▸ **AIM OF THE TASK**
Identify all lines in the data containing the string "true". Copy them out.

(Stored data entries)
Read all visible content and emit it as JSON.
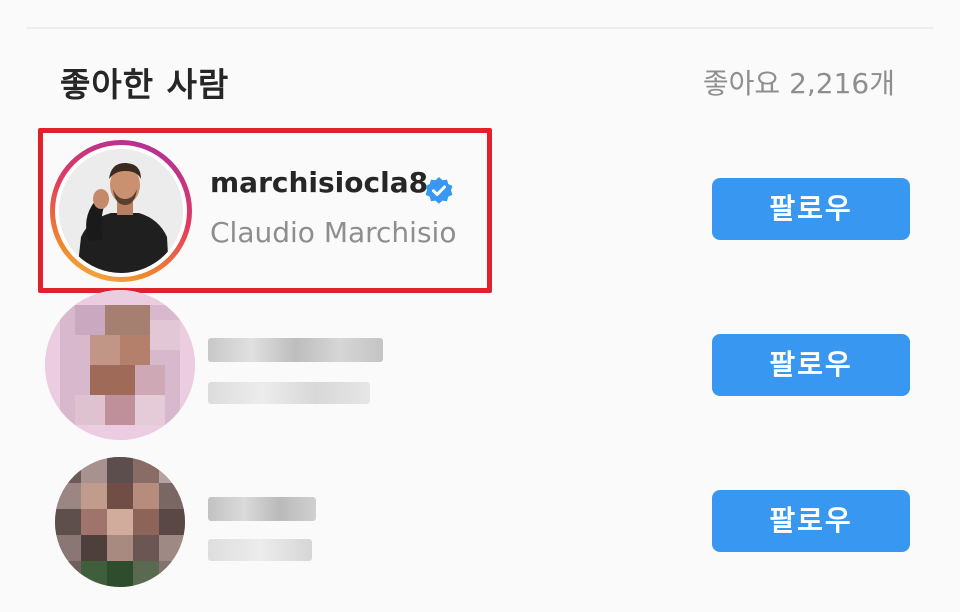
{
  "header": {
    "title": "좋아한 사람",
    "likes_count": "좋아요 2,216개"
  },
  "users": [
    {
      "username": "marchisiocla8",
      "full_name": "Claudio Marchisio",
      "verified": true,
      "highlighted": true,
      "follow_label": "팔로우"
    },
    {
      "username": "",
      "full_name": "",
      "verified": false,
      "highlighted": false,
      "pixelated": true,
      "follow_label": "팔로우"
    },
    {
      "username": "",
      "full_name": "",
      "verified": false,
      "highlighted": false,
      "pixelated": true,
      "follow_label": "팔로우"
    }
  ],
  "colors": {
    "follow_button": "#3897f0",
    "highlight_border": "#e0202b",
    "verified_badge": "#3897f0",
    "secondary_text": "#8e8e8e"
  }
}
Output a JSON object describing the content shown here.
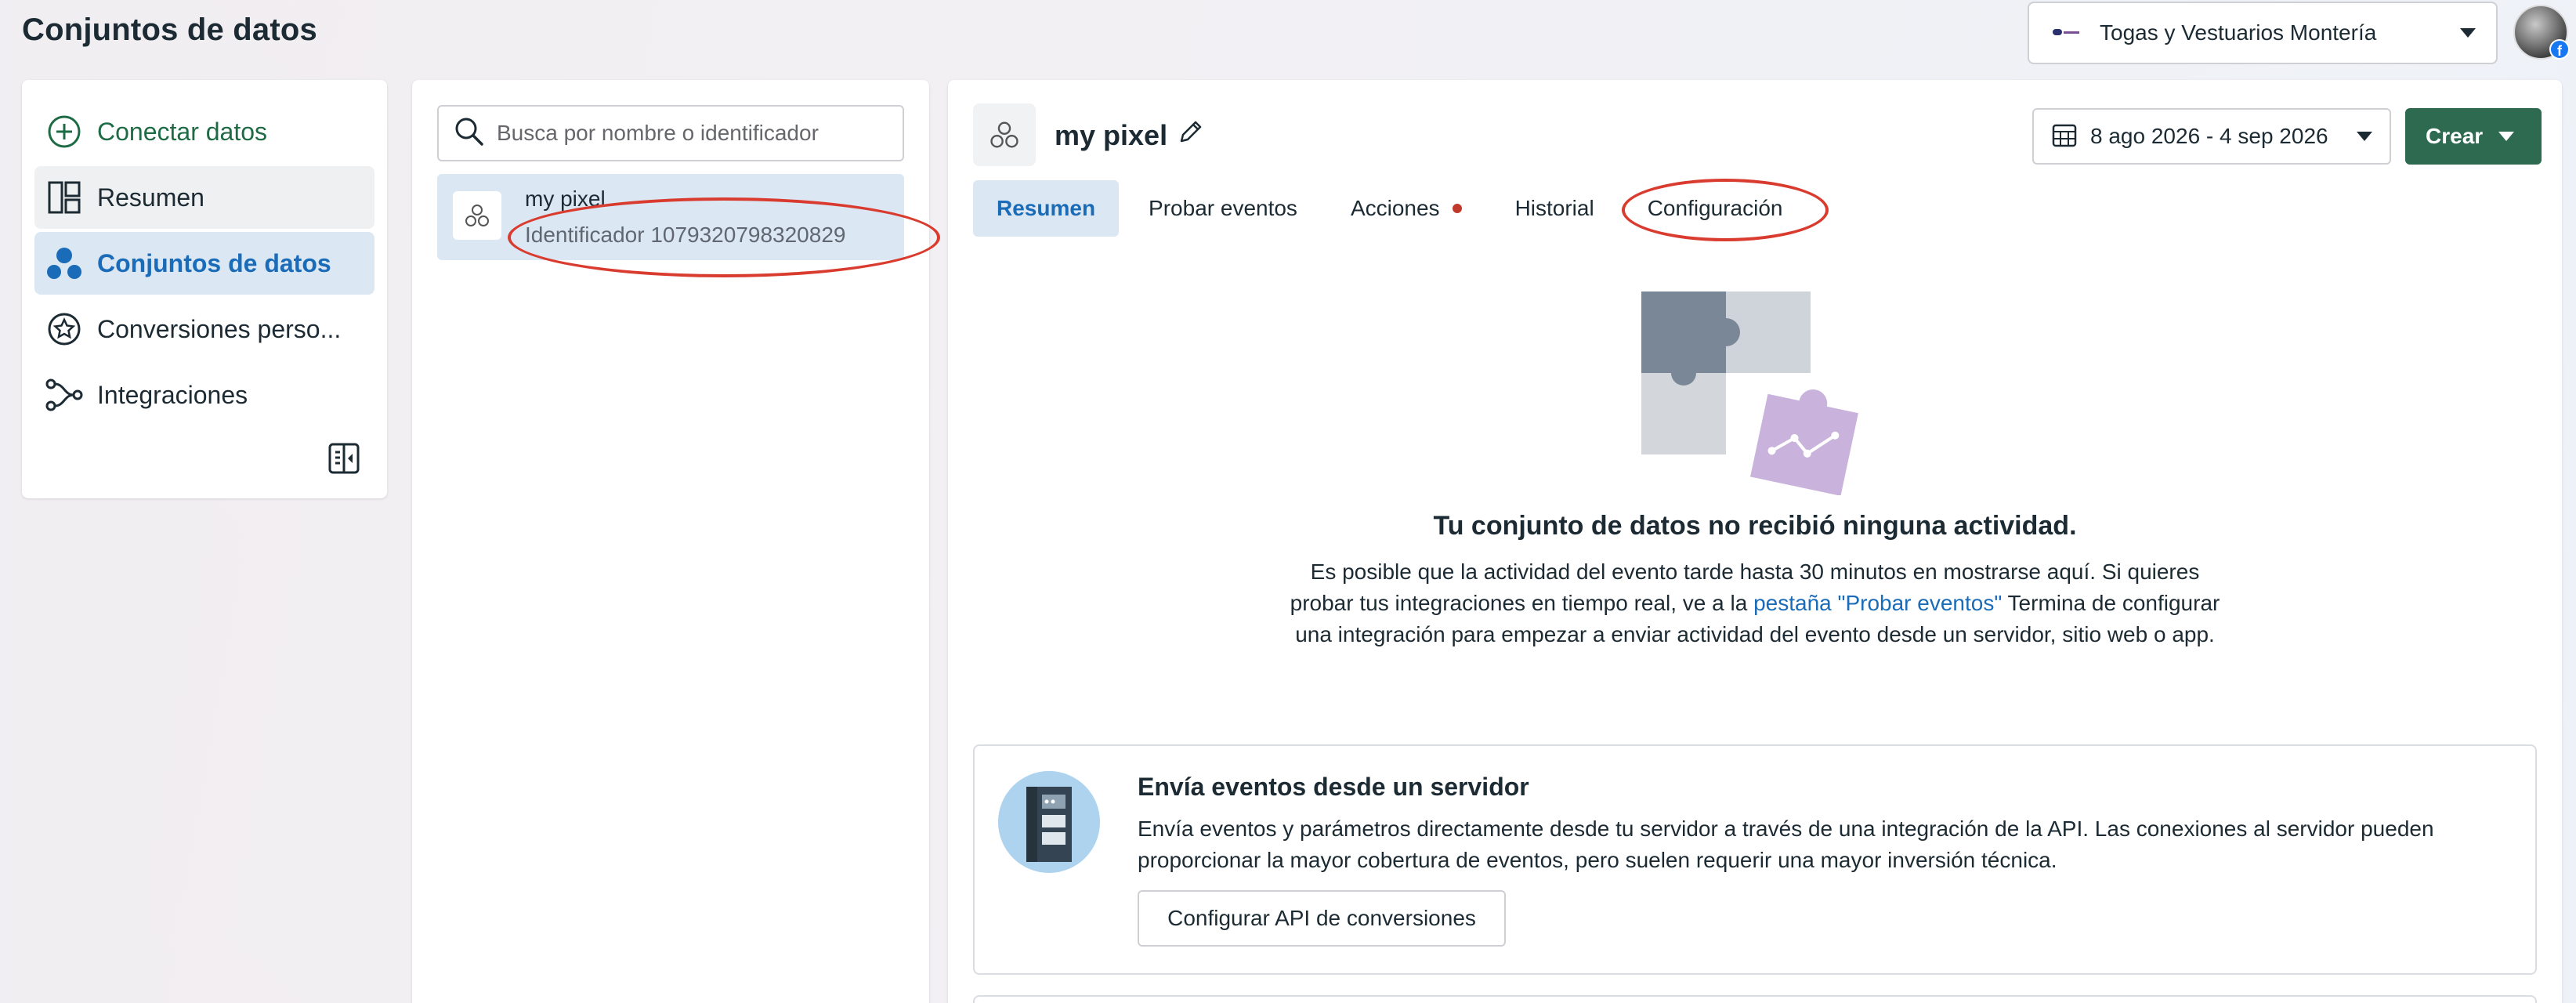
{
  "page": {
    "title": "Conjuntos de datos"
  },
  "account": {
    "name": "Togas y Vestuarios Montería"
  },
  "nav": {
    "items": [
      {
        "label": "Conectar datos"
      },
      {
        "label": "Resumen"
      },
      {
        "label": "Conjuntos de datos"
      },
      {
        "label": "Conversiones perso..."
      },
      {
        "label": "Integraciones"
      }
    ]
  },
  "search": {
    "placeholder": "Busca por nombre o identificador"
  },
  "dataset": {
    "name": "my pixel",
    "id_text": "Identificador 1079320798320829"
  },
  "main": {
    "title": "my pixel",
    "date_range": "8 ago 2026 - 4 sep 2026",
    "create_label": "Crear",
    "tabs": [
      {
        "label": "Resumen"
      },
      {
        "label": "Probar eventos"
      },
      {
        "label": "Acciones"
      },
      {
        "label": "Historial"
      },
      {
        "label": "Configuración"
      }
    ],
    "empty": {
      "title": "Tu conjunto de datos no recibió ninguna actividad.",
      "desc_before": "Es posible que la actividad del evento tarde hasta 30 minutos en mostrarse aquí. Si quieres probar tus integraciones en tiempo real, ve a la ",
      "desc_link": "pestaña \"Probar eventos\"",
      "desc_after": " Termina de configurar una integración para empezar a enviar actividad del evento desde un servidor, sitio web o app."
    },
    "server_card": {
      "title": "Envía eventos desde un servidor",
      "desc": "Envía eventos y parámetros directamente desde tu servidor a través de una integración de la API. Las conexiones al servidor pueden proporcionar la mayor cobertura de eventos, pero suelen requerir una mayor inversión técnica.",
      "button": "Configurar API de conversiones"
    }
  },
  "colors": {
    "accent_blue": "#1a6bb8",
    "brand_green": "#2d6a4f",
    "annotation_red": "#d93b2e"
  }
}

▸ **SOLUTION BELOW**
      "verified": true,
      "highlighted": true,
      "pixelated": true,
      "pixelated": true,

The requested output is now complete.